#### [Excerpted text]
--- START ---
Numerical Study of Disordered Noninteracting Chains Coupled to a Local Lindblad Bath

TL;DR

This study numerically investigates how disordered noninteracting chains coupled to local Lindblad baths exhibit finite-size effects, revealing complex relaxation behaviors that inform understanding of many-body localization phenomena.

Contribution

It provides the first detailed numerical analysis of boundary-coupled disordered noninteracting chains, highlighting finite-size effects on the Lindbladian gap and relaxation dynamics.

Findings

Strong finite-size effects in Lindbladian gap observed

Non-monotonic behavior of relaxation with system size

Insights into localization stability in open quantum systems

Abstract

Disorder can prevent many-body quantum systems from reaching thermal equilibrium, leading to a many-body localized phase. Recent works suggest that nonperturbative effects caused by rare regions of low disorder may destabilize the localized phase. However, numerical simulations of interacting systems are generically possible only for small system sizes, where finite-size effects might dominate. Here we perform a numerical investigation of noninteracting disordered spin chains coupled to a local Lindblad bath at the boundary. Our results reveal strong finite-size effects in the Lindbladian gap in both bath-coupled Anderson and Aubry-Andr\'e-Harper models, leading to a non-monotonic behavior with the system size. We discuss the relaxation properties of a simple toy model coupled to local Lindblad baths, connecting its features to those of noninteracting localized chains. We comment on the implications of our findings for many-body systems.
--- END ---
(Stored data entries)
--- START ---
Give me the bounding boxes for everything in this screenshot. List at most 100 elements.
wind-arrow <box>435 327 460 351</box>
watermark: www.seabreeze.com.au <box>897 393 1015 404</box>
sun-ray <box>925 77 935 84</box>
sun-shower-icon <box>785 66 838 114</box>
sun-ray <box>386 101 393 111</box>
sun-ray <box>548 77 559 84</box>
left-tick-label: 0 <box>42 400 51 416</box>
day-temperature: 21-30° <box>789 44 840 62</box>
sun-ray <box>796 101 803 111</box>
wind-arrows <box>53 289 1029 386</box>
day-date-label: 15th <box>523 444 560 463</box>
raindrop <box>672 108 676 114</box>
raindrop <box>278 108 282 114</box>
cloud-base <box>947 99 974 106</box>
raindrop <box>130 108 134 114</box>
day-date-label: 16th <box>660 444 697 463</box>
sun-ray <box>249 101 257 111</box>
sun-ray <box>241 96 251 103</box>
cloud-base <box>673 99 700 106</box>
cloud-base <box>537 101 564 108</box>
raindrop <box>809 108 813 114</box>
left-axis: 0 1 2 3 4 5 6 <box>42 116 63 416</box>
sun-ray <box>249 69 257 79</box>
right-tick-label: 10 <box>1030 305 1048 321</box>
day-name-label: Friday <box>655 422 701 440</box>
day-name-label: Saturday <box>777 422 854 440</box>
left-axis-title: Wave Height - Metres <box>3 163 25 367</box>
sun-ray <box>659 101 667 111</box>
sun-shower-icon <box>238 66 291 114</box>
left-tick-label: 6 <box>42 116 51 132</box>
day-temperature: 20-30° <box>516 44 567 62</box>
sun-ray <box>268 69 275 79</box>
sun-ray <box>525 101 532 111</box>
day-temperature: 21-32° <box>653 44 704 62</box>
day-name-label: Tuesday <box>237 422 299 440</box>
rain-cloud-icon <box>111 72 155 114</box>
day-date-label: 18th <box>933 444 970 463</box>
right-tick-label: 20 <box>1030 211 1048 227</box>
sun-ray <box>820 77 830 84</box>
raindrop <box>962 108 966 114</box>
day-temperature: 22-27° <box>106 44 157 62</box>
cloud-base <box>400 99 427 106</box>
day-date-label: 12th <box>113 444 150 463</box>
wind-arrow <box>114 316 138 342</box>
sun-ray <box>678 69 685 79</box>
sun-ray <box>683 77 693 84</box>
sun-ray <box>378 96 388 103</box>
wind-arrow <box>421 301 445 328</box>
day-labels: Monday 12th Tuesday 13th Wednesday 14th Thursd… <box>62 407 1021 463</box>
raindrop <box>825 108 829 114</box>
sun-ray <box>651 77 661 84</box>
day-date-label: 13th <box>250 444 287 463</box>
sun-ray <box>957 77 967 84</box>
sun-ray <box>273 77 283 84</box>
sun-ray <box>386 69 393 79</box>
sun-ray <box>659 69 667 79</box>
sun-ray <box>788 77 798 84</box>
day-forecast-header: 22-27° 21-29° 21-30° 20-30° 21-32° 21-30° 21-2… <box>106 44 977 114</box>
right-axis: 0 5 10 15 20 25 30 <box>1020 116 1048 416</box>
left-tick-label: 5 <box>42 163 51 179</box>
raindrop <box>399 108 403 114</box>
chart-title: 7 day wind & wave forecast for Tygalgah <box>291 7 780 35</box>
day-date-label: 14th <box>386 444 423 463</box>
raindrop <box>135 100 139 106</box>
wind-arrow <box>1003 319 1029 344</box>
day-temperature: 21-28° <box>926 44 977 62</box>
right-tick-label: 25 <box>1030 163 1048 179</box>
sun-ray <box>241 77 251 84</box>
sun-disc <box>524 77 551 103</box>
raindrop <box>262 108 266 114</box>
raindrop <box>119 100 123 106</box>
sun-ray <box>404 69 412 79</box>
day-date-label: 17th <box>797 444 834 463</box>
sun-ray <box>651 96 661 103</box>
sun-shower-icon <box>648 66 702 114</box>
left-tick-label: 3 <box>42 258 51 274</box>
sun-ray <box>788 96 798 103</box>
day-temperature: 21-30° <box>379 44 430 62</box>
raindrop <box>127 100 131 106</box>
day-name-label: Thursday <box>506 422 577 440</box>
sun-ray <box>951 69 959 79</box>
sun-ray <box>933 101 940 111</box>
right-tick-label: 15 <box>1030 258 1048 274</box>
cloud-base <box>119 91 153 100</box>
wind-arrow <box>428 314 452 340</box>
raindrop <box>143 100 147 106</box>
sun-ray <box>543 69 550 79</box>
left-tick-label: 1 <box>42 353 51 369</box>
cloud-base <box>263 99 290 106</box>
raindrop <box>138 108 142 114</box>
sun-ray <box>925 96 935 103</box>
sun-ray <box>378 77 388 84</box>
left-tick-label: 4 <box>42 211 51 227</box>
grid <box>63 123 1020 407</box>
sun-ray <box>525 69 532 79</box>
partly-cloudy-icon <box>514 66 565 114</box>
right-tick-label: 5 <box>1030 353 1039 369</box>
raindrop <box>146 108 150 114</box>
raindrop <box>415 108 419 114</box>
--- END ---
#### [Activities]
[1] Answer these about the Lindblad-bath study page:
(a) Under "Contribution," what kind of chains does the study claim to give the first detailed numerical analysis of?
(b) According to the abstract, where on the spin chains is the local Lindblad bath coupled?
(c) In the abstract, what may nonperturbative effects caused by rare regions of low disorder do?
[2] Echo the Lindblad-bath study page from "It provides the" up to and including "and relaxation dynamics.".

#### [Completed exercise]
[1]
(a) Boundary-coupled disordered noninteracting chains.
(b) At the boundary.
(c) Destabilize the localized phase.

[2]
It provides the first detailed numerical analysis of boundary-coupled disordered noninteracting chains, highlighting finite-size effects on the Lindbladian gap and relaxation dynamics.